# START OF MATERIAL SUPPLIED

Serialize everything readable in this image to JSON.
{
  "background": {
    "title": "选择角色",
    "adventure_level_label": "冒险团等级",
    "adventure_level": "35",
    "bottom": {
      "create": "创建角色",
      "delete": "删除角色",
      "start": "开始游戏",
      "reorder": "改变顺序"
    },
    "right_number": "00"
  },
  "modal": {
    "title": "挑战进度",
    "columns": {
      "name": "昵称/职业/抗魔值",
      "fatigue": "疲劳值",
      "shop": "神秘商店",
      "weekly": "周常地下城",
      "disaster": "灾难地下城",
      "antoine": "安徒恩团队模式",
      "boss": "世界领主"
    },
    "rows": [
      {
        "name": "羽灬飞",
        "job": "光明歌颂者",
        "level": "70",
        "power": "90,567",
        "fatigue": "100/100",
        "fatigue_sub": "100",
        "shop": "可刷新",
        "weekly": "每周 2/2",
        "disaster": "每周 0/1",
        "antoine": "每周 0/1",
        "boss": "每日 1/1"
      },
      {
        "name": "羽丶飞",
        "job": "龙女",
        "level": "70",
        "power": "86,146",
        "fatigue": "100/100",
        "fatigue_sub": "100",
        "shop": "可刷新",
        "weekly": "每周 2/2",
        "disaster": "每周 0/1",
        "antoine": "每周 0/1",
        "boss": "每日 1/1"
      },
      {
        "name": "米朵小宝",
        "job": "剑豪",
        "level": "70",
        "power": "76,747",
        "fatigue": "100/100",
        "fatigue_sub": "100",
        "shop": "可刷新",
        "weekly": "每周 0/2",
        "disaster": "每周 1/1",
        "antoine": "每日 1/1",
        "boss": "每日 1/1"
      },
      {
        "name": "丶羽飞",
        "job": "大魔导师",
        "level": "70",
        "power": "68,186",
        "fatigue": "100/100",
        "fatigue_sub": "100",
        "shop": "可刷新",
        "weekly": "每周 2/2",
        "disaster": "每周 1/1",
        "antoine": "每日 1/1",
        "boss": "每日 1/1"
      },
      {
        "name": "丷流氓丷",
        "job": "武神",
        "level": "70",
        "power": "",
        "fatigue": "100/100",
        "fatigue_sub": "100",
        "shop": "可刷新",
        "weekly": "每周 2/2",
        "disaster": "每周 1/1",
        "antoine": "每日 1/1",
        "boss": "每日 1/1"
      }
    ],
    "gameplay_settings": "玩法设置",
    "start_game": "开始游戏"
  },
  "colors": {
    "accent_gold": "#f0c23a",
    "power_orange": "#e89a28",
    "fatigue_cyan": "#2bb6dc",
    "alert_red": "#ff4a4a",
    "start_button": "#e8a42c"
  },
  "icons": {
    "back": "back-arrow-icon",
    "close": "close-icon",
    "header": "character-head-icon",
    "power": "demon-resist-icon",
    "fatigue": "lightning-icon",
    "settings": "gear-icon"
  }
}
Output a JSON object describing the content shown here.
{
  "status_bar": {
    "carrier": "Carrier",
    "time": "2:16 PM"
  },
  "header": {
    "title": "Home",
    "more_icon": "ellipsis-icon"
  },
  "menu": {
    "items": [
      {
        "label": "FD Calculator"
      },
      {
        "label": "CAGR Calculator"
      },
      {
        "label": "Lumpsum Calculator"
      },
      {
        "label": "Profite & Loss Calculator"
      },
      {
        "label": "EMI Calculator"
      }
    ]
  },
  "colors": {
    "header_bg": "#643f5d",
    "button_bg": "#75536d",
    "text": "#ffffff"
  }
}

# END OF MATERIAL SUPPLIED

EXERCISE DIRECTIONS
Return all lines with the word "JSON" in them.

WORKED ANSWER
Serialize everything readable in this image to JSON.
Output a JSON object describing the content shown here.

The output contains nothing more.